Materials provided:

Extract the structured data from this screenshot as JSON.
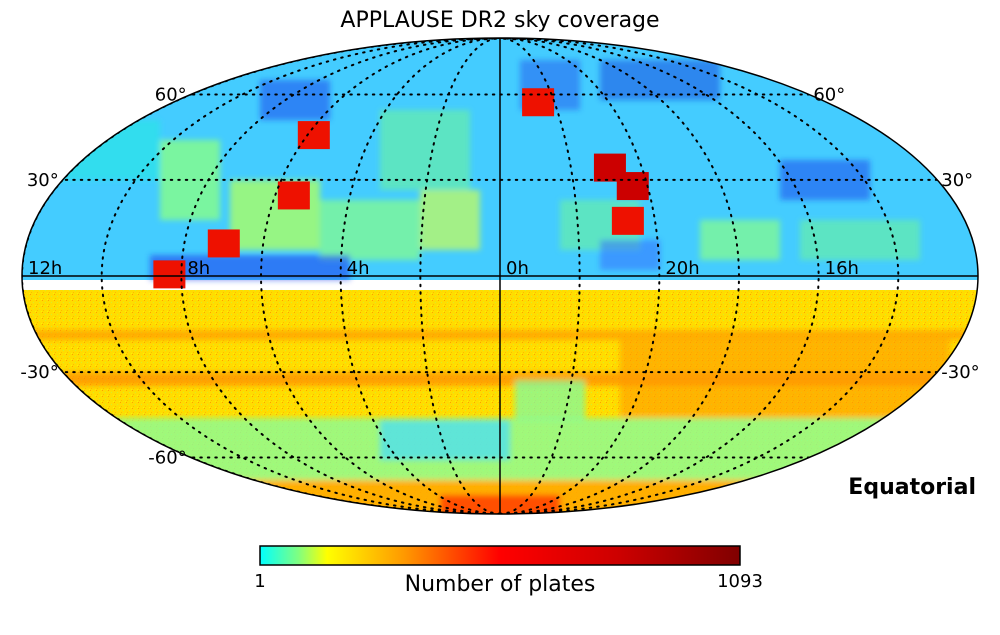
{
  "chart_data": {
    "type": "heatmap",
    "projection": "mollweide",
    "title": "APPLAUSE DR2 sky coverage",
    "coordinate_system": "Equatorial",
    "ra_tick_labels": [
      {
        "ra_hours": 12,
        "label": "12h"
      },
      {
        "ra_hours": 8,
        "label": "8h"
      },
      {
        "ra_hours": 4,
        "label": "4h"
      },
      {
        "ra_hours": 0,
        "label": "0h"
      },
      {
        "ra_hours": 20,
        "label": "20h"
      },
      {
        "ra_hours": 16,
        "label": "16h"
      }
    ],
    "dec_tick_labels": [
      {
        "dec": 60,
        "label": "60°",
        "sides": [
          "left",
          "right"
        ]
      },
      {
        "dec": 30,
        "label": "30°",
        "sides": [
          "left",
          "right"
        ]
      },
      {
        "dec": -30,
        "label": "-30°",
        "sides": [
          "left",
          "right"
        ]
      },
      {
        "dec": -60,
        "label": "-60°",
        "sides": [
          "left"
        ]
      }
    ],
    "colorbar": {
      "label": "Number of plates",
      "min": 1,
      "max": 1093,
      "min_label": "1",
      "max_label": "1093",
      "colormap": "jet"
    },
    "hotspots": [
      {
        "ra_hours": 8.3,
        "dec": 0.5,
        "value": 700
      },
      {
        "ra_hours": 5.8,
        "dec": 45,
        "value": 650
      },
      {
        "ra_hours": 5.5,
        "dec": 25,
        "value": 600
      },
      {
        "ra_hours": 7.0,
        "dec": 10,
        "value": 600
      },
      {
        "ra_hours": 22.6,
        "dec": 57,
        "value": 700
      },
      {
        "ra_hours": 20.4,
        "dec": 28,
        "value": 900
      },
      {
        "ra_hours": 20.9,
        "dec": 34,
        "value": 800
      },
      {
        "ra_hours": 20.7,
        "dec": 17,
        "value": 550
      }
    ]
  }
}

Task statement: Copy the listing word for word, excluding its pictures.

Solution to this task:
Extract the structured data from this screenshot as JSON.
{
  "chart_data": {
    "type": "heatmap",
    "projection": "mollweide",
    "title": "APPLAUSE DR2 sky coverage",
    "coordinate_system": "Equatorial",
    "ra_tick_labels": [
      {
        "ra_hours": 12,
        "label": "12h"
      },
      {
        "ra_hours": 8,
        "label": "8h"
      },
      {
        "ra_hours": 4,
        "label": "4h"
      },
      {
        "ra_hours": 0,
        "label": "0h"
      },
      {
        "ra_hours": 20,
        "label": "20h"
      },
      {
        "ra_hours": 16,
        "label": "16h"
      }
    ],
    "dec_tick_labels": [
      {
        "dec": 60,
        "label": "60°",
        "sides": [
          "left",
          "right"
        ]
      },
      {
        "dec": 30,
        "label": "30°",
        "sides": [
          "left",
          "right"
        ]
      },
      {
        "dec": -30,
        "label": "-30°",
        "sides": [
          "left",
          "right"
        ]
      },
      {
        "dec": -60,
        "label": "-60°",
        "sides": [
          "left"
        ]
      }
    ],
    "colorbar": {
      "label": "Number of plates",
      "min": 1,
      "max": 1093,
      "min_label": "1",
      "max_label": "1093",
      "colormap": "jet"
    },
    "hotspots": [
      {
        "ra_hours": 8.3,
        "dec": 0.5,
        "value": 700
      },
      {
        "ra_hours": 5.8,
        "dec": 45,
        "value": 650
      },
      {
        "ra_hours": 5.5,
        "dec": 25,
        "value": 600
      },
      {
        "ra_hours": 7.0,
        "dec": 10,
        "value": 600
      },
      {
        "ra_hours": 22.6,
        "dec": 57,
        "value": 700
      },
      {
        "ra_hours": 20.4,
        "dec": 28,
        "value": 900
      },
      {
        "ra_hours": 20.9,
        "dec": 34,
        "value": 800
      },
      {
        "ra_hours": 20.7,
        "dec": 17,
        "value": 550
      }
    ]
  }
}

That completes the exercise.